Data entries
>> Begin

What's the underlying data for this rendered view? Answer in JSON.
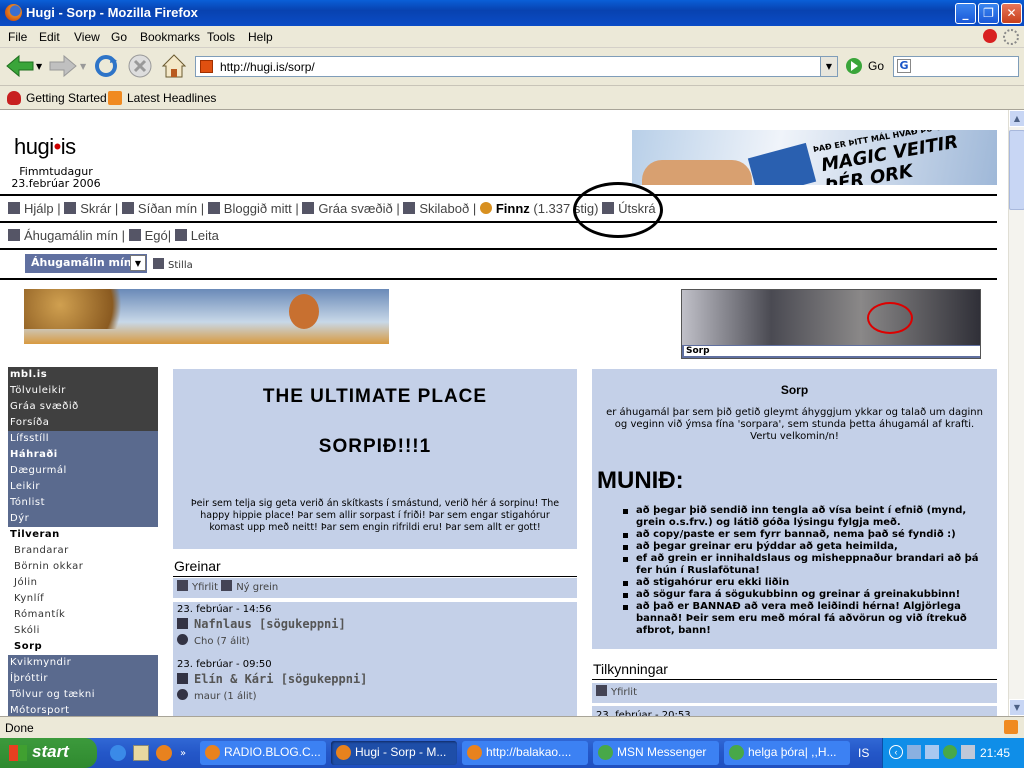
{
  "window": {
    "title": "Hugi - Sorp - Mozilla Firefox"
  },
  "menu": [
    "File",
    "Edit",
    "View",
    "Go",
    "Bookmarks",
    "Tools",
    "Help"
  ],
  "nav": {
    "url": "http://hugi.is/sorp/",
    "go_label": "Go"
  },
  "bookmarks": [
    "Getting Started",
    "Latest Headlines"
  ],
  "page": {
    "logo_a": "hugi",
    "logo_dot": "•",
    "logo_b": "is",
    "weekday": "Fimmtudagur",
    "date": "23.febrúar 2006",
    "ad_text": "MAGIC VEITIR ÞÉR ORK",
    "ad_small": "ÞAÐ ER ÞITT MÁL HVAÐ ÞÚ GERIR",
    "nav1": [
      "Hjálp",
      "Skrár",
      "Síðan mín",
      "Bloggið mitt",
      "Gráa svæðið",
      "Skilaboð"
    ],
    "user": "Finnz",
    "points": "(1.337 stig)",
    "logout": "Útskrá",
    "nav2": [
      "Áhugamálin mín",
      "Egó",
      "Leita"
    ],
    "select_value": "Áhugamálin mín",
    "stilla": "Stilla",
    "ad3_caption": "Sorp",
    "sidebar_dark": [
      "mbl.is",
      "Tölvuleikir",
      "Gráa svæðið",
      "Forsíða"
    ],
    "sidebar_blue1": [
      "Lífsstíll",
      "Háhraði",
      "Dægurmál",
      "Leikir",
      "Tónlist",
      "Dýr"
    ],
    "sidebar_head": "Tilveran",
    "sidebar_sub": [
      "Brandarar",
      "Börnin okkar",
      "Jólin",
      "Kynlíf",
      "Rómantík",
      "Skóli",
      "Sorp"
    ],
    "sidebar_blue2": [
      "Kvikmyndir",
      "Íþróttir",
      "Tölvur og tækni",
      "Mótorsport"
    ],
    "welcome_title1": "THE ULTIMATE PLACE",
    "welcome_title2": "SORPIÐ!!!1",
    "welcome_text": "Þeir sem telja sig geta verið án skítkasts í smástund, verið hér á sorpinu! The happy hippie place! Þar sem allir sorpast í friði! Þar sem engar stigahórur komast upp með neitt! Þar sem engin rifrildi eru! Þar sem allt er gott!",
    "greinar_title": "Greinar",
    "greinar_links": [
      "Yfirlit",
      "Ný grein"
    ],
    "articles": [
      {
        "date": "23. febrúar - 14:56",
        "title": "Nafnlaus [sögukeppni]",
        "author": "Cho",
        "comments": "(7 álit)"
      },
      {
        "date": "23. febrúar - 09:50",
        "title": "Elín & Kári [sögukeppni]",
        "author": "maur",
        "comments": "(1 álit)"
      }
    ],
    "sorp_title": "Sorp",
    "sorp_intro": "er áhugamál þar sem þið getið gleymt áhyggjum ykkar og talað um daginn og veginn við ýmsa fína 'sorpara', sem stunda þetta áhugamál af krafti. Vertu velkomin/n!",
    "munid": "MUNIÐ:",
    "rules": [
      "að þegar þið sendið inn tengla að vísa beint í efnið (mynd, grein o.s.frv.) og látið góða lýsingu fylgja með.",
      "að copy/paste er sem fyrr bannað, nema það sé fyndið :)",
      "að þegar greinar eru þýddar að geta heimilda,",
      "ef að grein er innihaldslaus og misheppnaður brandari að þá fer hún í Ruslafötuna!",
      "að stigahórur eru ekki liðin",
      "að sögur fara á sögukubbinn og greinar á greinakubbinn!",
      "að það er BANNAÐ að vera með leiðindi hérna! Algjörlega bannað! Þeir sem eru með móral fá aðvörun og við ítrekuð afbrot, bann!"
    ],
    "tilk_title": "Tilkynningar",
    "tilk_link": "Yfirlit",
    "tilk_date": "23. febrúar - 20:53"
  },
  "status": "Done",
  "taskbar": {
    "start": "start",
    "items": [
      "RADIO.BLOG.C...",
      "Hugi - Sorp - M...",
      "http://balakao....",
      "MSN Messenger",
      "helga þóra| ,,H..."
    ],
    "lang": "IS",
    "clock": "21:45"
  }
}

>> End

## EXERCISE GOAL
Every record is to be reproduced exactly, with no pictures included.

## RESULT OF THIS TASK
What's the underlying data for this rendered view? Answer in JSON.
{
  "window": {
    "title": "Hugi - Sorp - Mozilla Firefox"
  },
  "menu": [
    "File",
    "Edit",
    "View",
    "Go",
    "Bookmarks",
    "Tools",
    "Help"
  ],
  "nav": {
    "url": "http://hugi.is/sorp/",
    "go_label": "Go"
  },
  "bookmarks": [
    "Getting Started",
    "Latest Headlines"
  ],
  "page": {
    "logo_a": "hugi",
    "logo_dot": "•",
    "logo_b": "is",
    "weekday": "Fimmtudagur",
    "date": "23.febrúar 2006",
    "ad_text": "MAGIC VEITIR ÞÉR ORK",
    "ad_small": "ÞAÐ ER ÞITT MÁL HVAÐ ÞÚ GERIR",
    "nav1": [
      "Hjálp",
      "Skrár",
      "Síðan mín",
      "Bloggið mitt",
      "Gráa svæðið",
      "Skilaboð"
    ],
    "user": "Finnz",
    "points": "(1.337 stig)",
    "logout": "Útskrá",
    "nav2": [
      "Áhugamálin mín",
      "Egó",
      "Leita"
    ],
    "select_value": "Áhugamálin mín",
    "stilla": "Stilla",
    "ad3_caption": "Sorp",
    "sidebar_dark": [
      "mbl.is",
      "Tölvuleikir",
      "Gráa svæðið",
      "Forsíða"
    ],
    "sidebar_blue1": [
      "Lífsstíll",
      "Háhraði",
      "Dægurmál",
      "Leikir",
      "Tónlist",
      "Dýr"
    ],
    "sidebar_head": "Tilveran",
    "sidebar_sub": [
      "Brandarar",
      "Börnin okkar",
      "Jólin",
      "Kynlíf",
      "Rómantík",
      "Skóli",
      "Sorp"
    ],
    "sidebar_blue2": [
      "Kvikmyndir",
      "Íþróttir",
      "Tölvur og tækni",
      "Mótorsport"
    ],
    "welcome_title1": "THE ULTIMATE PLACE",
    "welcome_title2": "SORPIÐ!!!1",
    "welcome_text": "Þeir sem telja sig geta verið án skítkasts í smástund, verið hér á sorpinu! The happy hippie place! Þar sem allir sorpast í friði! Þar sem engar stigahórur komast upp með neitt! Þar sem engin rifrildi eru! Þar sem allt er gott!",
    "greinar_title": "Greinar",
    "greinar_links": [
      "Yfirlit",
      "Ný grein"
    ],
    "articles": [
      {
        "date": "23. febrúar - 14:56",
        "title": "Nafnlaus [sögukeppni]",
        "author": "Cho",
        "comments": "(7 álit)"
      },
      {
        "date": "23. febrúar - 09:50",
        "title": "Elín & Kári [sögukeppni]",
        "author": "maur",
        "comments": "(1 álit)"
      }
    ],
    "sorp_title": "Sorp",
    "sorp_intro": "er áhugamál þar sem þið getið gleymt áhyggjum ykkar og talað um daginn og veginn við ýmsa fína 'sorpara', sem stunda þetta áhugamál af krafti. Vertu velkomin/n!",
    "munid": "MUNIÐ:",
    "rules": [
      "að þegar þið sendið inn tengla að vísa beint í efnið (mynd, grein o.s.frv.) og látið góða lýsingu fylgja með.",
      "að copy/paste er sem fyrr bannað, nema það sé fyndið :)",
      "að þegar greinar eru þýddar að geta heimilda,",
      "ef að grein er innihaldslaus og misheppnaður brandari að þá fer hún í Ruslafötuna!",
      "að stigahórur eru ekki liðin",
      "að sögur fara á sögukubbinn og greinar á greinakubbinn!",
      "að það er BANNAÐ að vera með leiðindi hérna! Algjörlega bannað! Þeir sem eru með móral fá aðvörun og við ítrekuð afbrot, bann!"
    ],
    "tilk_title": "Tilkynningar",
    "tilk_link": "Yfirlit",
    "tilk_date": "23. febrúar - 20:53"
  },
  "status": "Done",
  "taskbar": {
    "start": "start",
    "items": [
      "RADIO.BLOG.C...",
      "Hugi - Sorp - M...",
      "http://balakao....",
      "MSN Messenger",
      "helga þóra| ,,H..."
    ],
    "lang": "IS",
    "clock": "21:45"
  }
}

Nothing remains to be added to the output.